What is asked — Wherever a line holds the word "Prix", copy that line out.

Extracted material —
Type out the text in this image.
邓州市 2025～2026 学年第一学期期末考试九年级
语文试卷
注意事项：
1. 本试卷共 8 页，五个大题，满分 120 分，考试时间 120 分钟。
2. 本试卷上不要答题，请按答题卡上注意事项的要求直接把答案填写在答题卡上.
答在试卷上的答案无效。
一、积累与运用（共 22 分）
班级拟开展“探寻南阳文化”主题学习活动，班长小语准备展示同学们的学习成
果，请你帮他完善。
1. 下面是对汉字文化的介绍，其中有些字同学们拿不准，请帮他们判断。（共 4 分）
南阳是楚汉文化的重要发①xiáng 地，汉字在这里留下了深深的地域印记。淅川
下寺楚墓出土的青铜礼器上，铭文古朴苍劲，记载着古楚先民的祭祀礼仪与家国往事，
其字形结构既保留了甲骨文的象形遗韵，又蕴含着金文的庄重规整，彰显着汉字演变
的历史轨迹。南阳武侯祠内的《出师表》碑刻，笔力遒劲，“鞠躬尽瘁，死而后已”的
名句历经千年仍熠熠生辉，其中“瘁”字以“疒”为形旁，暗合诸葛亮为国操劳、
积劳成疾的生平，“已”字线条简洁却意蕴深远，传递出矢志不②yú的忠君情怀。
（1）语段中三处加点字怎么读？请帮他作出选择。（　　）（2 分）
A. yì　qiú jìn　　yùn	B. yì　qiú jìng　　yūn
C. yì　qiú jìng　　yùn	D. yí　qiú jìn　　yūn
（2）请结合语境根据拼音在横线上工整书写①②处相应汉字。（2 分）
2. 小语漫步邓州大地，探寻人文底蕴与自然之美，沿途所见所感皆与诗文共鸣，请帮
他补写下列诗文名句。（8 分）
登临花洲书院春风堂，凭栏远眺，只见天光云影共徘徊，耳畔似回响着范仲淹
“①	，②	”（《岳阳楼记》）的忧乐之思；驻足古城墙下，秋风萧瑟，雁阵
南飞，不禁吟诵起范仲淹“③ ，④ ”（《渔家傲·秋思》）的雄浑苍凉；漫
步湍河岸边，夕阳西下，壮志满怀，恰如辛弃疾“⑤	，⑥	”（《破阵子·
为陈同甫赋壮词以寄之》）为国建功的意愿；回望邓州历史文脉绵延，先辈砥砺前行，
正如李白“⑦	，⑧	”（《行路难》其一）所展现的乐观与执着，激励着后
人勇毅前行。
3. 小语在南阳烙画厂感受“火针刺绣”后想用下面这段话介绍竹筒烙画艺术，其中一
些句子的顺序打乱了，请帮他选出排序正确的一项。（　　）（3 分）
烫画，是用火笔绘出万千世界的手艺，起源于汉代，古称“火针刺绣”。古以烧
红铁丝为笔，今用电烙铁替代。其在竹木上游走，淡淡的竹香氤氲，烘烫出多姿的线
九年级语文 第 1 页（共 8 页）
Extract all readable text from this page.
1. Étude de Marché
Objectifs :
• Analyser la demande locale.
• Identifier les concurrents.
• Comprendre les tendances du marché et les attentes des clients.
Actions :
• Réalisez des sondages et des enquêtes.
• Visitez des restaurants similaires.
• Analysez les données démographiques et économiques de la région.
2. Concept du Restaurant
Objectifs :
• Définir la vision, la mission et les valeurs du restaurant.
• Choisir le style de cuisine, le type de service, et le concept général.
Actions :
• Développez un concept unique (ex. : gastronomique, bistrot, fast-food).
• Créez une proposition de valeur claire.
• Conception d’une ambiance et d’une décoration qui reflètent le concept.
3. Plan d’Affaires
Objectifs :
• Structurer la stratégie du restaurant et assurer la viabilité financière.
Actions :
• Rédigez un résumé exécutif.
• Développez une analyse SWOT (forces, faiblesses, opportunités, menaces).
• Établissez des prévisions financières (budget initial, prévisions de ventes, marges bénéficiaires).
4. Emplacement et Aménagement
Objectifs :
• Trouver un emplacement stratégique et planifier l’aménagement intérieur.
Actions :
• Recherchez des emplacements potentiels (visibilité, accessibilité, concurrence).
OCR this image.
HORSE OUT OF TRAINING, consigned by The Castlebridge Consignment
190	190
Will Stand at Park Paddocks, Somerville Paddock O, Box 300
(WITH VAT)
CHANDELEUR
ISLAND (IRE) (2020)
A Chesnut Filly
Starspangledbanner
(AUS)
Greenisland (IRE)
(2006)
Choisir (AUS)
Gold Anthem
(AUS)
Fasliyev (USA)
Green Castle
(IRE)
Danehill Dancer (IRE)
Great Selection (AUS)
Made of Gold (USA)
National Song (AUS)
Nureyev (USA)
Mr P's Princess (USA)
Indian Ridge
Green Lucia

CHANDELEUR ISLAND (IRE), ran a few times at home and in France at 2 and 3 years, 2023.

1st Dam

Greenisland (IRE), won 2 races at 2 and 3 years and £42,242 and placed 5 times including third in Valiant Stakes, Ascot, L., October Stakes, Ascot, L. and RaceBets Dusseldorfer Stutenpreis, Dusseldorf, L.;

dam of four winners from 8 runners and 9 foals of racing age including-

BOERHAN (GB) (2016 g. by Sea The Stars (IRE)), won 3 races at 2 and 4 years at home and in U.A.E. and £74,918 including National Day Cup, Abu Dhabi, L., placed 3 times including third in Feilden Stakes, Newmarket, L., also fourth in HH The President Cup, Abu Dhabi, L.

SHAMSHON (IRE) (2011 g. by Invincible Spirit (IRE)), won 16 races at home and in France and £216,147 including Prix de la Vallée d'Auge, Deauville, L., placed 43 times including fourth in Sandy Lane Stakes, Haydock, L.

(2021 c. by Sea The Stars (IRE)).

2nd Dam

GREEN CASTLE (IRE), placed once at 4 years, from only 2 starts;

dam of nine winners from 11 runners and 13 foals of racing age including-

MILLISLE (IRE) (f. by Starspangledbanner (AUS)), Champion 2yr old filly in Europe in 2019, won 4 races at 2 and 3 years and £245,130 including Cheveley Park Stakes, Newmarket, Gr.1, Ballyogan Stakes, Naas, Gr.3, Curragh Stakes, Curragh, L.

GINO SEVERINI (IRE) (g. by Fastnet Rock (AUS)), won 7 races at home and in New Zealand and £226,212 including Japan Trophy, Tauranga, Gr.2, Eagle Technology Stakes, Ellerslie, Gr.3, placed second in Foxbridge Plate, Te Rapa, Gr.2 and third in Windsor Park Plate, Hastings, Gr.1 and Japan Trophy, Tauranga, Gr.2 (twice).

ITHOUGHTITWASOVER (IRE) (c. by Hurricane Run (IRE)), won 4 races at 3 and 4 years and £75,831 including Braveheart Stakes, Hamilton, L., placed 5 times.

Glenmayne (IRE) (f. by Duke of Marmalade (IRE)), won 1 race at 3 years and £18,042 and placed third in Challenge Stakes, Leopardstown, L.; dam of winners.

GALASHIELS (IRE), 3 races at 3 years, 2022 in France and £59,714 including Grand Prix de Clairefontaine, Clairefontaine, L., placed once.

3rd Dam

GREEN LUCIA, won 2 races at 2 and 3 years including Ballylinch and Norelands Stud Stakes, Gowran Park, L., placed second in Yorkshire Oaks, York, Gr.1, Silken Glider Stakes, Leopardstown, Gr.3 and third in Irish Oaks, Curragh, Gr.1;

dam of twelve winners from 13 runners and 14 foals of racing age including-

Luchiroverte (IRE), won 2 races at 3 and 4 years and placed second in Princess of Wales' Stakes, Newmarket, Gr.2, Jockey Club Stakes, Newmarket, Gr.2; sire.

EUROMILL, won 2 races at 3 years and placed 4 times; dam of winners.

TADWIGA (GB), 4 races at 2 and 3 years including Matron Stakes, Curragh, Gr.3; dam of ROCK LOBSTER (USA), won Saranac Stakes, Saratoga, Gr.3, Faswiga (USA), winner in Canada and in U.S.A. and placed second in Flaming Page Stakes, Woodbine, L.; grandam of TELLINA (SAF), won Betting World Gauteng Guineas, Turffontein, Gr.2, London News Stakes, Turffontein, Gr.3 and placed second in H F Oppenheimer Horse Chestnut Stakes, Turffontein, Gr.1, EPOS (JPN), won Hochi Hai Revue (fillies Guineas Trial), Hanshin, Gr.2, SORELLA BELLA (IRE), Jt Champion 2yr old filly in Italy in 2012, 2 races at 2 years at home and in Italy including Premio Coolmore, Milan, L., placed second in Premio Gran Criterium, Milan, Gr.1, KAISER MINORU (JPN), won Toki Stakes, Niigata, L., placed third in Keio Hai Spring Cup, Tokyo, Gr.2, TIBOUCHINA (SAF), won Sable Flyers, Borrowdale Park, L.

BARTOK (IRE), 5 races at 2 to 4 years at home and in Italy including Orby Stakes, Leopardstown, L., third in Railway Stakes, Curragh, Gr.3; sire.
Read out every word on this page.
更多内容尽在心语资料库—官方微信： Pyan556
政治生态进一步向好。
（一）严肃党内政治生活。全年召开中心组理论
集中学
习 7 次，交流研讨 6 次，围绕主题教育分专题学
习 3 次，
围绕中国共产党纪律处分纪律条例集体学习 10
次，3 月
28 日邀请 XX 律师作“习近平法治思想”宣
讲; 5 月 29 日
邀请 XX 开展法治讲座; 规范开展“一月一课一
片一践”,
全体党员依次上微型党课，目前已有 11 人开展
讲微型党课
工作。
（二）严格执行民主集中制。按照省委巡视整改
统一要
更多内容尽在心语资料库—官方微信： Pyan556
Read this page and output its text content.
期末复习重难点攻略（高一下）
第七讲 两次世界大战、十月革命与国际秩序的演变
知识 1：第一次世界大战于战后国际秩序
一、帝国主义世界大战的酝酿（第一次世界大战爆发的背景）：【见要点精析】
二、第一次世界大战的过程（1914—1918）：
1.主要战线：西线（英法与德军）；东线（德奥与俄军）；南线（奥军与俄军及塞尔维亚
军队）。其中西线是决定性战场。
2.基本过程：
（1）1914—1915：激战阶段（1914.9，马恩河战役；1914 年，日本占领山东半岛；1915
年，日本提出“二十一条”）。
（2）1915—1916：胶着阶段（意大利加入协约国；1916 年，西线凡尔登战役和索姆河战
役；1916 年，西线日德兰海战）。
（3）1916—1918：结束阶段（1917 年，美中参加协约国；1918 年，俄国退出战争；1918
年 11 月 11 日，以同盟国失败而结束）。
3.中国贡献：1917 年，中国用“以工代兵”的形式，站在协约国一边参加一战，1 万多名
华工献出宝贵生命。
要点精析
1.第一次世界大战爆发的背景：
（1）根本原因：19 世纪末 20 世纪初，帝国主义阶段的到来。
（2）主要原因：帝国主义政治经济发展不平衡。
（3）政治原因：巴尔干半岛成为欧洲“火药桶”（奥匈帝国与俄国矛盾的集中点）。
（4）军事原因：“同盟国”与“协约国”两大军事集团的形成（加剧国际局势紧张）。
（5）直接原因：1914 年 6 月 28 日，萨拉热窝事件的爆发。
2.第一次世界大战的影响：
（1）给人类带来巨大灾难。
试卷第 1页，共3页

Exercise response —
SHAMSHON (IRE) (2011 g. by Invincible Spirit (IRE)), won 16 races at home and in France and £216,147 including Prix de la Vallée d'Auge, Deauville, L., placed 43 times including fourth in Sandy Lane Stakes, Haydock, L.
GALASHIELS (IRE), 3 races at 3 years, 2022 in France and £59,714 including Grand Prix de Clairefontaine, Clairefontaine, L., placed once.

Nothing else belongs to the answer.